WRITTEN PROBLEM = Read the material below and count the lines holding the string "Started". Give that count with nothing added.

TASK DATA =

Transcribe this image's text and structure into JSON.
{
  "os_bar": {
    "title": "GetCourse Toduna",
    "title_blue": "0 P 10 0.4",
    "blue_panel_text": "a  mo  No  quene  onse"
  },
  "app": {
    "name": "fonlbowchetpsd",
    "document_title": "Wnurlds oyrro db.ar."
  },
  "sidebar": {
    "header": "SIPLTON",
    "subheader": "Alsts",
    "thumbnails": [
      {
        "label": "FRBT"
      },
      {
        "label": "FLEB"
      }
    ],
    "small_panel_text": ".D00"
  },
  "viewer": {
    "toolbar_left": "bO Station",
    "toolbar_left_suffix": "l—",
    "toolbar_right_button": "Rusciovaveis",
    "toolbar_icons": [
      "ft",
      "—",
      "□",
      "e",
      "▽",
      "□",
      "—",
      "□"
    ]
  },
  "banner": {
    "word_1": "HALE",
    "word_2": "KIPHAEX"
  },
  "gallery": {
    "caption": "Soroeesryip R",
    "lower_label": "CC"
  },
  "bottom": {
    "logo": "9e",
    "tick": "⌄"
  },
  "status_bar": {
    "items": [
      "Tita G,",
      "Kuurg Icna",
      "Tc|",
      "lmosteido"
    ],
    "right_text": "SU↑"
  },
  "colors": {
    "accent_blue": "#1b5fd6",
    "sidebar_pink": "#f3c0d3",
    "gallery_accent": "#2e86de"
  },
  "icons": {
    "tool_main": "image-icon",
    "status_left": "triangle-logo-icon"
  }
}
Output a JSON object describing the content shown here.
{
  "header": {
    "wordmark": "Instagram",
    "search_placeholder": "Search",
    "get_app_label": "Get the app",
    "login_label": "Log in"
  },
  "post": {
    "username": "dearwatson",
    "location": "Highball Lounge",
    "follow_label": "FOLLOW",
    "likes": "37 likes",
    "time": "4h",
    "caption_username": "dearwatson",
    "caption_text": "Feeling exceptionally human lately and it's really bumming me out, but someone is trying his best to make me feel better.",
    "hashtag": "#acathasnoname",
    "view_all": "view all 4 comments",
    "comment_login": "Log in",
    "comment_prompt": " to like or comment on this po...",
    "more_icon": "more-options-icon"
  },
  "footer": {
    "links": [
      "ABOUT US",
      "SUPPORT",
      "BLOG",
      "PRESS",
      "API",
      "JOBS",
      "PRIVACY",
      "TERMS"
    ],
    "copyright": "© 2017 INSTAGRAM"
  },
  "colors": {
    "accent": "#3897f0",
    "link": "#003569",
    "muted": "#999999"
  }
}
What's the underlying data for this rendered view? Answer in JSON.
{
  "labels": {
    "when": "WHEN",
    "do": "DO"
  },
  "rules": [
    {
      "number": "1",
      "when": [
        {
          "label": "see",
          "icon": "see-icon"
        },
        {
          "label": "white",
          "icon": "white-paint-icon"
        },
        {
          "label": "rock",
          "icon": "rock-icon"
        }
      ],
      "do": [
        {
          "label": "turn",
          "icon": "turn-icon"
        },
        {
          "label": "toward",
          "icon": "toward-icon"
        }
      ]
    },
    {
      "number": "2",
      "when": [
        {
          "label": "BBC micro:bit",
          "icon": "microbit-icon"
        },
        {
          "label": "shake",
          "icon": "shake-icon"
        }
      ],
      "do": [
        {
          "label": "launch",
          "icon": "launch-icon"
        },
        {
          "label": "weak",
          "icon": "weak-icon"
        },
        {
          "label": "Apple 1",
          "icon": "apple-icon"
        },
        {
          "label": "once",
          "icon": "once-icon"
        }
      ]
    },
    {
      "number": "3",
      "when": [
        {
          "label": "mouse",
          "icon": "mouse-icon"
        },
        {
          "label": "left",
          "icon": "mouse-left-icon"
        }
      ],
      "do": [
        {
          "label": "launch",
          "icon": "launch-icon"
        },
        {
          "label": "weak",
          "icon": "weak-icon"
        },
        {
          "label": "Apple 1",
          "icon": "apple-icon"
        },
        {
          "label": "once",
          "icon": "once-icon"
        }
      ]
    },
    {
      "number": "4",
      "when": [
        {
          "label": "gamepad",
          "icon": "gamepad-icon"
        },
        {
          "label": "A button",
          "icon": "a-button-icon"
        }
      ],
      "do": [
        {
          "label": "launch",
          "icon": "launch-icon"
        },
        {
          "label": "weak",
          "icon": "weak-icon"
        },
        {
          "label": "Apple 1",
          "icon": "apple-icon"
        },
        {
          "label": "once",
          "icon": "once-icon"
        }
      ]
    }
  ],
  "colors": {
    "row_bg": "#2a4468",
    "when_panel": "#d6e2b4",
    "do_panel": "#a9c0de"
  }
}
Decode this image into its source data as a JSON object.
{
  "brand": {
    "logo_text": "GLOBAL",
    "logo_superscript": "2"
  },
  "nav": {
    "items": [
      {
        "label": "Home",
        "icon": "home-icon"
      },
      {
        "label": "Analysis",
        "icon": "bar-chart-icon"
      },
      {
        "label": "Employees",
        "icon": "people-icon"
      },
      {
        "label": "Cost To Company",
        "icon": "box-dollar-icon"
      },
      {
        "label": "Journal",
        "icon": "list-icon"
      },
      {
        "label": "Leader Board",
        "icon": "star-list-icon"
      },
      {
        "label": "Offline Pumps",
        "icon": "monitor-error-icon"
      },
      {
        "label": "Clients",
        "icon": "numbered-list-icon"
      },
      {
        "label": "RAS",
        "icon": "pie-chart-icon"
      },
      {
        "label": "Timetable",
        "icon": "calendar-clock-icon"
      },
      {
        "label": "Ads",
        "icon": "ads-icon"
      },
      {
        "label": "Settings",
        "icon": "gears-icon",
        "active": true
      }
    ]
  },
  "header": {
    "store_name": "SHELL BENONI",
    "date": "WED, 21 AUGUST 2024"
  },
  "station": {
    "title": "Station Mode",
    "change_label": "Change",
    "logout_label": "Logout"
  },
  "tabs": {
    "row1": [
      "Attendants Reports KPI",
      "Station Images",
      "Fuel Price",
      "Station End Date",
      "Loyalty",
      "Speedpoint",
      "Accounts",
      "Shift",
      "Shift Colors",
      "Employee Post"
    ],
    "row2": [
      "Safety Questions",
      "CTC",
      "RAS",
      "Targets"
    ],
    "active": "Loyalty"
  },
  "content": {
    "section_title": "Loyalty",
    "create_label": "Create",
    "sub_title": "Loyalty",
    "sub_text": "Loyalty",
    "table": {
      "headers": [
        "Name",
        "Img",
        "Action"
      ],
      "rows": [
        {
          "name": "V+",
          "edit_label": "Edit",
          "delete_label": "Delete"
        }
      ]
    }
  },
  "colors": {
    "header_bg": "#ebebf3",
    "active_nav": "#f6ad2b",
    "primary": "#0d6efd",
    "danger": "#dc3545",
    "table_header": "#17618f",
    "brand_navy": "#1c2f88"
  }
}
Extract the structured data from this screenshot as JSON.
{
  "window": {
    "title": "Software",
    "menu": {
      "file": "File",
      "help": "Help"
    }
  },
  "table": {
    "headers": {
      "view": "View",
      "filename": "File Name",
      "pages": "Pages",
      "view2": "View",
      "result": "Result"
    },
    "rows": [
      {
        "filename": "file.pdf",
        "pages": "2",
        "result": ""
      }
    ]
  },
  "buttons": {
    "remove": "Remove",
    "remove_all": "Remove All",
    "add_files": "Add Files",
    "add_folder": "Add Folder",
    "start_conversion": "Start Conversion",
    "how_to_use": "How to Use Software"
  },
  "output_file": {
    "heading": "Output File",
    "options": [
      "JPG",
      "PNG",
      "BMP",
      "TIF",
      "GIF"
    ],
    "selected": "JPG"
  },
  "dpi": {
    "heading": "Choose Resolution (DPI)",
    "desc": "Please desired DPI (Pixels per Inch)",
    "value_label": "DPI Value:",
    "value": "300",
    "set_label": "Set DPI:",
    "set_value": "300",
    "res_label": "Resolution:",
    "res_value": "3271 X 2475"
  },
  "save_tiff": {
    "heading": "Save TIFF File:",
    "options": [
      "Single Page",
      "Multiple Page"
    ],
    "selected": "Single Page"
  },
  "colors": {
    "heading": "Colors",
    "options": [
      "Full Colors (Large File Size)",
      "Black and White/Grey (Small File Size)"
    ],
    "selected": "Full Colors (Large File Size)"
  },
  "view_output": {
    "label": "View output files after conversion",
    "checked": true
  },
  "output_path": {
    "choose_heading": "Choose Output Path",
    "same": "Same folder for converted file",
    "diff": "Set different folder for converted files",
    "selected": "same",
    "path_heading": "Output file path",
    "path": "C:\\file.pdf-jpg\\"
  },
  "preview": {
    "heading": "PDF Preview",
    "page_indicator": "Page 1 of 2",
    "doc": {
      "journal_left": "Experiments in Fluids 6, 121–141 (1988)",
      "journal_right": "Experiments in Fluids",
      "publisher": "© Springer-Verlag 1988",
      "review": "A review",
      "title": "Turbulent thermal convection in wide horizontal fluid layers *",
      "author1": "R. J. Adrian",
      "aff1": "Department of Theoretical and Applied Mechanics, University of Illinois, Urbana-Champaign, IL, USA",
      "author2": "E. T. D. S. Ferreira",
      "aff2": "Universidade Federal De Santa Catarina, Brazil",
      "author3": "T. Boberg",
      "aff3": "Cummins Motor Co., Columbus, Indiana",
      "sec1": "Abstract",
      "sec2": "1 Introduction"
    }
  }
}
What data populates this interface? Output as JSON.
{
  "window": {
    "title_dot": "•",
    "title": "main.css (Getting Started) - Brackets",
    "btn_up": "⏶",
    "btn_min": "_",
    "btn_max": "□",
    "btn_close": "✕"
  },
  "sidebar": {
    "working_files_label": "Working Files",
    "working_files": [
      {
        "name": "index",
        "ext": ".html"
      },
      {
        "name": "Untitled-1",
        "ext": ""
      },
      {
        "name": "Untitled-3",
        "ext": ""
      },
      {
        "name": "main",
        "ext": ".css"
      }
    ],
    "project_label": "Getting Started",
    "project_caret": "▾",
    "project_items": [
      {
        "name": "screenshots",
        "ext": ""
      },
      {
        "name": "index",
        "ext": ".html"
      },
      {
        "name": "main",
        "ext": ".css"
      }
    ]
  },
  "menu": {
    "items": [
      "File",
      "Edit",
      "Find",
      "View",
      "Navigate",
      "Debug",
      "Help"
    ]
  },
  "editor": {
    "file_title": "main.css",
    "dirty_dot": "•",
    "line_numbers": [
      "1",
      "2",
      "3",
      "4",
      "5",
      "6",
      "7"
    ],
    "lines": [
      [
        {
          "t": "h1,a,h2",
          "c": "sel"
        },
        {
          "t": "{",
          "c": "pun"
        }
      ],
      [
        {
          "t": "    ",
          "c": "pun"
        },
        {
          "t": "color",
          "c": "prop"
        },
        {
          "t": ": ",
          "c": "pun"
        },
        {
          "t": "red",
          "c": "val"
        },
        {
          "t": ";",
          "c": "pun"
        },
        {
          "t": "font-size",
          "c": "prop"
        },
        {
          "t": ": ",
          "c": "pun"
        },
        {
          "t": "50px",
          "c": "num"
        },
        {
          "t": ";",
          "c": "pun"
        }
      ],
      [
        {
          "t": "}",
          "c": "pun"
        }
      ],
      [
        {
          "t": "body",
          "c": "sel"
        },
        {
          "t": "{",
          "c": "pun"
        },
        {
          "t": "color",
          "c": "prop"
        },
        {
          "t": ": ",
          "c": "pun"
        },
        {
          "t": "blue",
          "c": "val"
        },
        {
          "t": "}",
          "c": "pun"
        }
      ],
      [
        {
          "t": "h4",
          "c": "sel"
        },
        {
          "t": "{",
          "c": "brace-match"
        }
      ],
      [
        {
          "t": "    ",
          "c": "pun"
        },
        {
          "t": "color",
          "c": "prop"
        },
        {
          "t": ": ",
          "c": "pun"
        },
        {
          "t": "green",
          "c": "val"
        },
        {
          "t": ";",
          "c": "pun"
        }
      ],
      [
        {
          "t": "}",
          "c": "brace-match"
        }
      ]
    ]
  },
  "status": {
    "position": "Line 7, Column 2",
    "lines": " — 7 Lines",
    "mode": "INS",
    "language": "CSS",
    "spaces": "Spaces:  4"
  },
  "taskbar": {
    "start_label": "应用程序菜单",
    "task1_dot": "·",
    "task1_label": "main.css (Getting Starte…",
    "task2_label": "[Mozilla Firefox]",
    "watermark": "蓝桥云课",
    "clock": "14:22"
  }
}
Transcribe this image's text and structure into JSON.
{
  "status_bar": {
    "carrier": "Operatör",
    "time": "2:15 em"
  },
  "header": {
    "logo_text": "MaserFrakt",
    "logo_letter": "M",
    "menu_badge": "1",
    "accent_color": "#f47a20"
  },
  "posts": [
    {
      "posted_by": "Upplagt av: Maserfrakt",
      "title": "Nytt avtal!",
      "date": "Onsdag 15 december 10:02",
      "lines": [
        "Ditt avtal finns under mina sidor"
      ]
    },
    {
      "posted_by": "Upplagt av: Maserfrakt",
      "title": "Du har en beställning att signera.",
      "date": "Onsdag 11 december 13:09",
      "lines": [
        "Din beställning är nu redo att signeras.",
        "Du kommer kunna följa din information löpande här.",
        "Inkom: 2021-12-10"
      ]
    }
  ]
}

FINAL ANSWER = 2